Search the records for the word "plate" and pick out every line that has it.

### Information provided ###

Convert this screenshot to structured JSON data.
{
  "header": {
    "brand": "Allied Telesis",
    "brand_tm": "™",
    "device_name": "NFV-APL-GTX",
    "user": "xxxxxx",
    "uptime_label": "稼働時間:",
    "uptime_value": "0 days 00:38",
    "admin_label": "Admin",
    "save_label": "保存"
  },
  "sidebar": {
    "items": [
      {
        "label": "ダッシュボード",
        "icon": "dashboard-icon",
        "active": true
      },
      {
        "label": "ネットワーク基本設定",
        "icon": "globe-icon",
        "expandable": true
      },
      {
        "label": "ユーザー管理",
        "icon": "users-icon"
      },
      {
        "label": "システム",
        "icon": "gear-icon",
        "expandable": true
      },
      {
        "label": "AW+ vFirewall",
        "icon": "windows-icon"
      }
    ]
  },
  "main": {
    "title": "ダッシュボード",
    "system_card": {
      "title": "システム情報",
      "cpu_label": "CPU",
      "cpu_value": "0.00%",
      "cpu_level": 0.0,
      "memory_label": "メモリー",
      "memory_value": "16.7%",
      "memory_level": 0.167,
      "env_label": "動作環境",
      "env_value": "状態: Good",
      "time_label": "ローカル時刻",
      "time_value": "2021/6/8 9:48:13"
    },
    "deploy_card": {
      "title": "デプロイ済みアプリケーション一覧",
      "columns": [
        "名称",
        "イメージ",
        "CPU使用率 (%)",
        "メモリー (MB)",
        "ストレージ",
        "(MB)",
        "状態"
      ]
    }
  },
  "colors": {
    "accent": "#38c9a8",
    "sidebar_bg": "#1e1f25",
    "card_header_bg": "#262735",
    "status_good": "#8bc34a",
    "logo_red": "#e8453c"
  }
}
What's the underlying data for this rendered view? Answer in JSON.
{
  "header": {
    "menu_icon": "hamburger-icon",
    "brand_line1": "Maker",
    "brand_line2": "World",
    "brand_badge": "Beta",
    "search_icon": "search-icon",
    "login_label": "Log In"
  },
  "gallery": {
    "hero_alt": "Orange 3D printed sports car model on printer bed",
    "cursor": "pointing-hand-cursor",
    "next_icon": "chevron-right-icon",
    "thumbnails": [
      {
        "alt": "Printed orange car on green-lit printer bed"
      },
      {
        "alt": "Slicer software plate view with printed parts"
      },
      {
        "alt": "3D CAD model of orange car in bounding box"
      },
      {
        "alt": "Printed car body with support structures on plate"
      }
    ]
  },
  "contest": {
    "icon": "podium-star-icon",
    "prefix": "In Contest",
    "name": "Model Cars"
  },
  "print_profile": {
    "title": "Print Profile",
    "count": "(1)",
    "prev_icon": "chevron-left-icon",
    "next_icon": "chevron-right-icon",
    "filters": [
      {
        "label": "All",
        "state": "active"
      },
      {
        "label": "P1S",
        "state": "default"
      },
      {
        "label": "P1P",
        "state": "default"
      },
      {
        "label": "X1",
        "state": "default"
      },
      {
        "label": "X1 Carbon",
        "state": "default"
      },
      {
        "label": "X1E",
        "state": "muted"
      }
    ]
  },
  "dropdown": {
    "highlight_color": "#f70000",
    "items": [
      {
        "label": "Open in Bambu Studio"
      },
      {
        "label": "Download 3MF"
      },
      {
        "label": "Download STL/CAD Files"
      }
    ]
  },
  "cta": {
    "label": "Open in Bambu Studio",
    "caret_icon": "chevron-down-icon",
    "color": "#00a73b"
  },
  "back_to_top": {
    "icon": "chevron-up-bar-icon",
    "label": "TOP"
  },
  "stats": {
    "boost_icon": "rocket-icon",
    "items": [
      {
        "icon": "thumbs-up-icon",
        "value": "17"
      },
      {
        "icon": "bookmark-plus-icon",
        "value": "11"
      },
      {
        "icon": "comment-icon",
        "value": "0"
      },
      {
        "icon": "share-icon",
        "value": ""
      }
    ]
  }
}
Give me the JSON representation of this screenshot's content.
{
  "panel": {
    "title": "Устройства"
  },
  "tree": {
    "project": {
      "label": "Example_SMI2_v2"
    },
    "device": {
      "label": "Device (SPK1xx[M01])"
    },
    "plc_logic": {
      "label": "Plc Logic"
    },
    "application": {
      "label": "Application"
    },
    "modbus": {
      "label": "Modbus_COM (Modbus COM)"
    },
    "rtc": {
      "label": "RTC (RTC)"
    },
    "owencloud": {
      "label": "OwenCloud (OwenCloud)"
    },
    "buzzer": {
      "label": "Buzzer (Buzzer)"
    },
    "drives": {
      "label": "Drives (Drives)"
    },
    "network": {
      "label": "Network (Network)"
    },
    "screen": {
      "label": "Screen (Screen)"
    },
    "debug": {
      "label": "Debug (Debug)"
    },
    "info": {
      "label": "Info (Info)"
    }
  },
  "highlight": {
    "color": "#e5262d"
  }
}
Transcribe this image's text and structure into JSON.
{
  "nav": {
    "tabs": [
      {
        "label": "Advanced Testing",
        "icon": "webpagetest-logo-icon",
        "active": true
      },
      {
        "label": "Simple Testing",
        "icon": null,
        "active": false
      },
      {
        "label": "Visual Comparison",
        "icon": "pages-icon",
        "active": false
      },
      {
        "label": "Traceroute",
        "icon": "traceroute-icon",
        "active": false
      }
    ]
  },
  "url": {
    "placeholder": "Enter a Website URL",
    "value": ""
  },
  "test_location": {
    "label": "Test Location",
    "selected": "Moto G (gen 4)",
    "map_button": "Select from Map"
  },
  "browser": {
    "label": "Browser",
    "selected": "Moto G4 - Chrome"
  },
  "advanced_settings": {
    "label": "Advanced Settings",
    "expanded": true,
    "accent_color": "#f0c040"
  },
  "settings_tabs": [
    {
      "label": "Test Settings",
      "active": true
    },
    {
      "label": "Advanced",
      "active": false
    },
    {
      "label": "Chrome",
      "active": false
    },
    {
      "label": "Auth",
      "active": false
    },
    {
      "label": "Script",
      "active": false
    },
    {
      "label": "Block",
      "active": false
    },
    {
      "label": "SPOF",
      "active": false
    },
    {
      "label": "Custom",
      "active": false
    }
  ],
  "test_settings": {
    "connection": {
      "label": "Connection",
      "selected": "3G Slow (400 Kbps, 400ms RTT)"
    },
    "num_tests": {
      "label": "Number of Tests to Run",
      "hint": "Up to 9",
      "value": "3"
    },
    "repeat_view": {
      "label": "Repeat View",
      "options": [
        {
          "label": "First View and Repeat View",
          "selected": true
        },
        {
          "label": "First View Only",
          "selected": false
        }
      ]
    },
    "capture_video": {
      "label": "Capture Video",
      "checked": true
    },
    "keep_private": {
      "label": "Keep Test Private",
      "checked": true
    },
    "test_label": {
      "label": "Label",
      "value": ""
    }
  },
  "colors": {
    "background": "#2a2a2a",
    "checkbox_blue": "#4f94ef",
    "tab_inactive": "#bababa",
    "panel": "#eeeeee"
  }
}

###

*Written solution*:
        "alt": "Slicer software plate view with printed parts"
        "alt": "Printed car body with support structures on plate"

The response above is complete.